Quote the data below in full, minus the images.

↓

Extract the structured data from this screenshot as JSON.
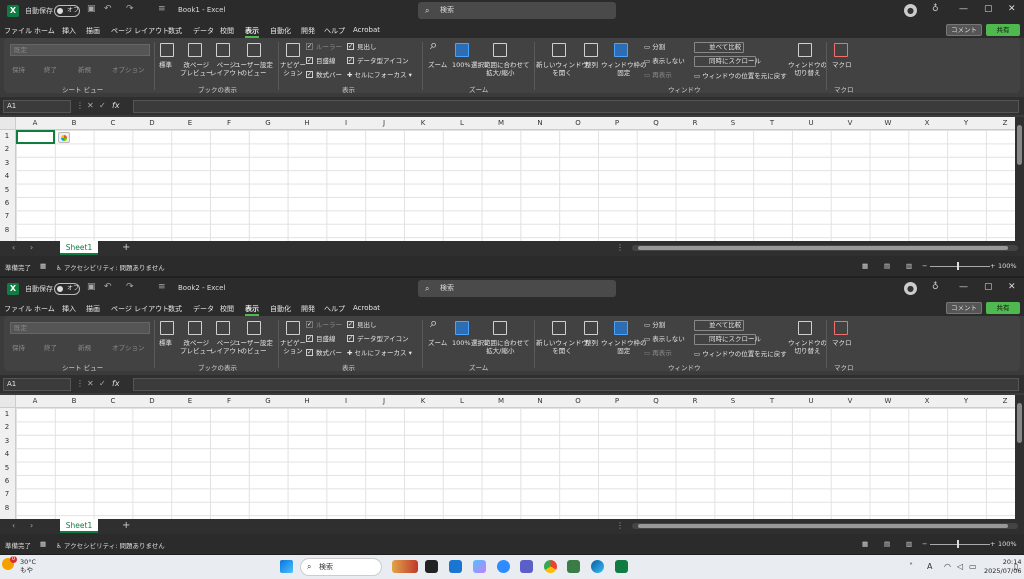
{
  "windows": [
    {
      "id": "w1",
      "title": "Book1 - Excel"
    },
    {
      "id": "w2",
      "title": "Book2 - Excel"
    }
  ],
  "titlebar": {
    "autosave": "自動保存",
    "toggle": "オフ",
    "search": "検索"
  },
  "menu": [
    "ファイル",
    "ホーム",
    "挿入",
    "描画",
    "ページ レイアウト",
    "数式",
    "データ",
    "校閲",
    "表示",
    "自動化",
    "開発",
    "ヘルプ",
    "Acrobat"
  ],
  "menu_active_index": 8,
  "buttons": {
    "comment": "コメント",
    "share": "共有"
  },
  "ribbon": {
    "sheetview": {
      "dropdown": "既定",
      "keep": "保持",
      "exit": "終了",
      "new": "新規",
      "options": "オプション",
      "label": "シート ビュー"
    },
    "bookview": {
      "normal": "標準",
      "pagebreak": "改ページ\nプレビュー",
      "pagelayout": "ページ\nレイアウト",
      "custom": "ユーザー設定\nのビュー",
      "label": "ブックの表示"
    },
    "show": {
      "navigation": "ナビゲー\nション",
      "ruler": "ルーラー",
      "gridlines": "目盛線",
      "formulabar": "数式バー",
      "headings": "見出し",
      "datatype": "データ型アイコン",
      "focus": "セルにフォーカス",
      "label": "表示"
    },
    "zoom": {
      "zoom": "ズーム",
      "z100": "100%",
      "fit": "選択範囲に合わせて\n拡大/縮小",
      "label": "ズーム"
    },
    "window": {
      "newwin": "新しいウィンドウ\nを開く",
      "arrange": "整列",
      "freeze": "ウィンドウ枠の\n固定",
      "split": "分割",
      "hide": "表示しない",
      "unhide": "再表示",
      "compare": "並べて比較",
      "sync": "同時にスクロール",
      "reset": "ウィンドウの位置を元に戻す",
      "switch": "ウィンドウの\n切り替え",
      "label": "ウィンドウ"
    },
    "macro": {
      "macro": "マクロ",
      "label": "マクロ"
    }
  },
  "namebox": "A1",
  "columns": [
    "A",
    "B",
    "C",
    "D",
    "E",
    "F",
    "G",
    "H",
    "I",
    "J",
    "K",
    "L",
    "M",
    "N",
    "O",
    "P",
    "Q",
    "R",
    "S",
    "T",
    "U",
    "V",
    "W",
    "X",
    "Y",
    "Z"
  ],
  "rows": [
    "1",
    "2",
    "3",
    "4",
    "5",
    "6",
    "7",
    "8"
  ],
  "sheet_tab": "Sheet1",
  "status": {
    "ready": "準備完了",
    "accessibility": "アクセシビリティ: 問題ありません",
    "zoom": "100%"
  },
  "taskbar": {
    "temp": "30°C",
    "weather": "もや",
    "badge": "0",
    "search": "検索",
    "time": "20:14",
    "date": "2025/07/06"
  },
  "colors": {
    "excel_green": "#107c41",
    "share_green": "#4fb84f",
    "titlebar": "#2b2b2b",
    "ribbon": "#424242"
  },
  "icons": [
    "excel-logo-icon",
    "save-icon",
    "undo-icon",
    "redo-icon",
    "search-icon",
    "user-avatar-icon",
    "lightbulb-icon",
    "minimize-icon",
    "maximize-icon",
    "close-icon",
    "windows-start-icon"
  ]
}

↑

§ Correct output:
Extract the structured data from this screenshot as JSON.
{
  "windows": [
    {
      "id": "w1",
      "title": "Book1 - Excel"
    },
    {
      "id": "w2",
      "title": "Book2 - Excel"
    }
  ],
  "titlebar": {
    "autosave": "自動保存",
    "toggle": "オフ",
    "search": "検索"
  },
  "menu": [
    "ファイル",
    "ホーム",
    "挿入",
    "描画",
    "ページ レイアウト",
    "数式",
    "データ",
    "校閲",
    "表示",
    "自動化",
    "開発",
    "ヘルプ",
    "Acrobat"
  ],
  "menu_active_index": 8,
  "buttons": {
    "comment": "コメント",
    "share": "共有"
  },
  "ribbon": {
    "sheetview": {
      "dropdown": "既定",
      "keep": "保持",
      "exit": "終了",
      "new": "新規",
      "options": "オプション",
      "label": "シート ビュー"
    },
    "bookview": {
      "normal": "標準",
      "pagebreak": "改ページ\nプレビュー",
      "pagelayout": "ページ\nレイアウト",
      "custom": "ユーザー設定\nのビュー",
      "label": "ブックの表示"
    },
    "show": {
      "navigation": "ナビゲー\nション",
      "ruler": "ルーラー",
      "gridlines": "目盛線",
      "formulabar": "数式バー",
      "headings": "見出し",
      "datatype": "データ型アイコン",
      "focus": "セルにフォーカス",
      "label": "表示"
    },
    "zoom": {
      "zoom": "ズーム",
      "z100": "100%",
      "fit": "選択範囲に合わせて\n拡大/縮小",
      "label": "ズーム"
    },
    "window": {
      "newwin": "新しいウィンドウ\nを開く",
      "arrange": "整列",
      "freeze": "ウィンドウ枠の\n固定",
      "split": "分割",
      "hide": "表示しない",
      "unhide": "再表示",
      "compare": "並べて比較",
      "sync": "同時にスクロール",
      "reset": "ウィンドウの位置を元に戻す",
      "switch": "ウィンドウの\n切り替え",
      "label": "ウィンドウ"
    },
    "macro": {
      "macro": "マクロ",
      "label": "マクロ"
    }
  },
  "namebox": "A1",
  "columns": [
    "A",
    "B",
    "C",
    "D",
    "E",
    "F",
    "G",
    "H",
    "I",
    "J",
    "K",
    "L",
    "M",
    "N",
    "O",
    "P",
    "Q",
    "R",
    "S",
    "T",
    "U",
    "V",
    "W",
    "X",
    "Y",
    "Z"
  ],
  "rows": [
    "1",
    "2",
    "3",
    "4",
    "5",
    "6",
    "7",
    "8"
  ],
  "sheet_tab": "Sheet1",
  "status": {
    "ready": "準備完了",
    "accessibility": "アクセシビリティ: 問題ありません",
    "zoom": "100%"
  },
  "taskbar": {
    "temp": "30°C",
    "weather": "もや",
    "badge": "0",
    "search": "検索",
    "time": "20:14",
    "date": "2025/07/06"
  },
  "colors": {
    "excel_green": "#107c41",
    "share_green": "#4fb84f",
    "titlebar": "#2b2b2b",
    "ribbon": "#424242"
  },
  "icons": [
    "excel-logo-icon",
    "save-icon",
    "undo-icon",
    "redo-icon",
    "search-icon",
    "user-avatar-icon",
    "lightbulb-icon",
    "minimize-icon",
    "maximize-icon",
    "close-icon",
    "windows-start-icon"
  ]
}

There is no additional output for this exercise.